Will you print the material below without altering a single character?

╭──

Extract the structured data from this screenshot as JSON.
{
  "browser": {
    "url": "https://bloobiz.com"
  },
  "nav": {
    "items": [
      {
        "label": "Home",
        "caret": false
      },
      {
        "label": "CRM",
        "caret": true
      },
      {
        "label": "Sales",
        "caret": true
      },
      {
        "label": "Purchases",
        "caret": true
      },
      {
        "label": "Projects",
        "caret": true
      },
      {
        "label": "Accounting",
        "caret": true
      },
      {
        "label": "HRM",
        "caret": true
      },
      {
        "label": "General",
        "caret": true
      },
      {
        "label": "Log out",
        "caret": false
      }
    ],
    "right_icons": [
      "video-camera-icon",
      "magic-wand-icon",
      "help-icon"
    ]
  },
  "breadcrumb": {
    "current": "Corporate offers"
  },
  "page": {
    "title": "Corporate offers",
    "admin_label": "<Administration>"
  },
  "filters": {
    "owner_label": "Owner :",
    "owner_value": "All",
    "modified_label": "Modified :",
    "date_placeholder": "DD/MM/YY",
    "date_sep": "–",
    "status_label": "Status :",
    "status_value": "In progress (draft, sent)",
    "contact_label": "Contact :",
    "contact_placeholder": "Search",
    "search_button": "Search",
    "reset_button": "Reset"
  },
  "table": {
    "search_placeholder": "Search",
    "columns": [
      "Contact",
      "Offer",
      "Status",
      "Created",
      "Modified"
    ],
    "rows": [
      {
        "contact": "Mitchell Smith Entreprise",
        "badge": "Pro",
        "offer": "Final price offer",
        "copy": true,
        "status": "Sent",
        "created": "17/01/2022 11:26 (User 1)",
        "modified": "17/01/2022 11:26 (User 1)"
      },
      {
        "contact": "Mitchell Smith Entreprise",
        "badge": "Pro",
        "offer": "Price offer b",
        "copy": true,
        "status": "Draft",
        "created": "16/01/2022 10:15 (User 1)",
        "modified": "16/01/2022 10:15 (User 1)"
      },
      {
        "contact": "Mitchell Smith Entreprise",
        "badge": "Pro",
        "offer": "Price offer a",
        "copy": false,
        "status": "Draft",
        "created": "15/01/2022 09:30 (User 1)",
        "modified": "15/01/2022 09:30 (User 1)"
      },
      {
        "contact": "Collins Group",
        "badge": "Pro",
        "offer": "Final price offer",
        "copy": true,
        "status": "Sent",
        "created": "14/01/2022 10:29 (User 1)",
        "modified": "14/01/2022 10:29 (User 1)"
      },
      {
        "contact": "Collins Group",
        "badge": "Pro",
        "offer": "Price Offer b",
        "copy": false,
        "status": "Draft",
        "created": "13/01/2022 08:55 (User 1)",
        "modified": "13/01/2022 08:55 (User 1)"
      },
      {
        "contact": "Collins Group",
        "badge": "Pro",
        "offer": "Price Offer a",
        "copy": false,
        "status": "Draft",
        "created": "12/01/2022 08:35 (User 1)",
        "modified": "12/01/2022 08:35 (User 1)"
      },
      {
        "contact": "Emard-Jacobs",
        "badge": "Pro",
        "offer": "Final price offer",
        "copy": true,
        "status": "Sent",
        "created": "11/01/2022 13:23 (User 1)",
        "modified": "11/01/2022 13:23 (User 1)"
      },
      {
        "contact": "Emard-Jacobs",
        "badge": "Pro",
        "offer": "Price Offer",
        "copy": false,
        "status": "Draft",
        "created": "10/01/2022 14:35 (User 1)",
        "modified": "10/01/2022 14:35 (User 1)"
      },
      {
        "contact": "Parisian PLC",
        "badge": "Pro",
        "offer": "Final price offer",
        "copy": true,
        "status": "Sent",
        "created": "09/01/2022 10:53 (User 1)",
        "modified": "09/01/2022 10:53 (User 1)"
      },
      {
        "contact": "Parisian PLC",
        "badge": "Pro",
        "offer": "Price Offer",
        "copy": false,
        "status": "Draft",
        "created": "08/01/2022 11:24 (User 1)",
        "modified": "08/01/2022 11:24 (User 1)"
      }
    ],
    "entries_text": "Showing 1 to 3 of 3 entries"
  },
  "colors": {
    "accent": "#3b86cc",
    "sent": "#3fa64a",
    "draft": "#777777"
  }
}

╰──

** Problem solution **
Extract the structured data from this screenshot as JSON.
{
  "browser": {
    "url": "https://bloobiz.com"
  },
  "nav": {
    "items": [
      {
        "label": "Home",
        "caret": false
      },
      {
        "label": "CRM",
        "caret": true
      },
      {
        "label": "Sales",
        "caret": true
      },
      {
        "label": "Purchases",
        "caret": true
      },
      {
        "label": "Projects",
        "caret": true
      },
      {
        "label": "Accounting",
        "caret": true
      },
      {
        "label": "HRM",
        "caret": true
      },
      {
        "label": "General",
        "caret": true
      },
      {
        "label": "Log out",
        "caret": false
      }
    ],
    "right_icons": [
      "video-camera-icon",
      "magic-wand-icon",
      "help-icon"
    ]
  },
  "breadcrumb": {
    "current": "Corporate offers"
  },
  "page": {
    "title": "Corporate offers",
    "admin_label": "<Administration>"
  },
  "filters": {
    "owner_label": "Owner :",
    "owner_value": "All",
    "modified_label": "Modified :",
    "date_placeholder": "DD/MM/YY",
    "date_sep": "–",
    "status_label": "Status :",
    "status_value": "In progress (draft, sent)",
    "contact_label": "Contact :",
    "contact_placeholder": "Search",
    "search_button": "Search",
    "reset_button": "Reset"
  },
  "table": {
    "search_placeholder": "Search",
    "columns": [
      "Contact",
      "Offer",
      "Status",
      "Created",
      "Modified"
    ],
    "rows": [
      {
        "contact": "Mitchell Smith Entreprise",
        "badge": "Pro",
        "offer": "Final price offer",
        "copy": true,
        "status": "Sent",
        "created": "17/01/2022 11:26 (User 1)",
        "modified": "17/01/2022 11:26 (User 1)"
      },
      {
        "contact": "Mitchell Smith Entreprise",
        "badge": "Pro",
        "offer": "Price offer b",
        "copy": true,
        "status": "Draft",
        "created": "16/01/2022 10:15 (User 1)",
        "modified": "16/01/2022 10:15 (User 1)"
      },
      {
        "contact": "Mitchell Smith Entreprise",
        "badge": "Pro",
        "offer": "Price offer a",
        "copy": false,
        "status": "Draft",
        "created": "15/01/2022 09:30 (User 1)",
        "modified": "15/01/2022 09:30 (User 1)"
      },
      {
        "contact": "Collins Group",
        "badge": "Pro",
        "offer": "Final price offer",
        "copy": true,
        "status": "Sent",
        "created": "14/01/2022 10:29 (User 1)",
        "modified": "14/01/2022 10:29 (User 1)"
      },
      {
        "contact": "Collins Group",
        "badge": "Pro",
        "offer": "Price Offer b",
        "copy": false,
        "status": "Draft",
        "created": "13/01/2022 08:55 (User 1)",
        "modified": "13/01/2022 08:55 (User 1)"
      },
      {
        "contact": "Collins Group",
        "badge": "Pro",
        "offer": "Price Offer a",
        "copy": false,
        "status": "Draft",
        "created": "12/01/2022 08:35 (User 1)",
        "modified": "12/01/2022 08:35 (User 1)"
      },
      {
        "contact": "Emard-Jacobs",
        "badge": "Pro",
        "offer": "Final price offer",
        "copy": true,
        "status": "Sent",
        "created": "11/01/2022 13:23 (User 1)",
        "modified": "11/01/2022 13:23 (User 1)"
      },
      {
        "contact": "Emard-Jacobs",
        "badge": "Pro",
        "offer": "Price Offer",
        "copy": false,
        "status": "Draft",
        "created": "10/01/2022 14:35 (User 1)",
        "modified": "10/01/2022 14:35 (User 1)"
      },
      {
        "contact": "Parisian PLC",
        "badge": "Pro",
        "offer": "Final price offer",
        "copy": true,
        "status": "Sent",
        "created": "09/01/2022 10:53 (User 1)",
        "modified": "09/01/2022 10:53 (User 1)"
      },
      {
        "contact": "Parisian PLC",
        "badge": "Pro",
        "offer": "Price Offer",
        "copy": false,
        "status": "Draft",
        "created": "08/01/2022 11:24 (User 1)",
        "modified": "08/01/2022 11:24 (User 1)"
      }
    ],
    "entries_text": "Showing 1 to 3 of 3 entries"
  },
  "colors": {
    "accent": "#3b86cc",
    "sent": "#3fa64a",
    "draft": "#777777"
  }
}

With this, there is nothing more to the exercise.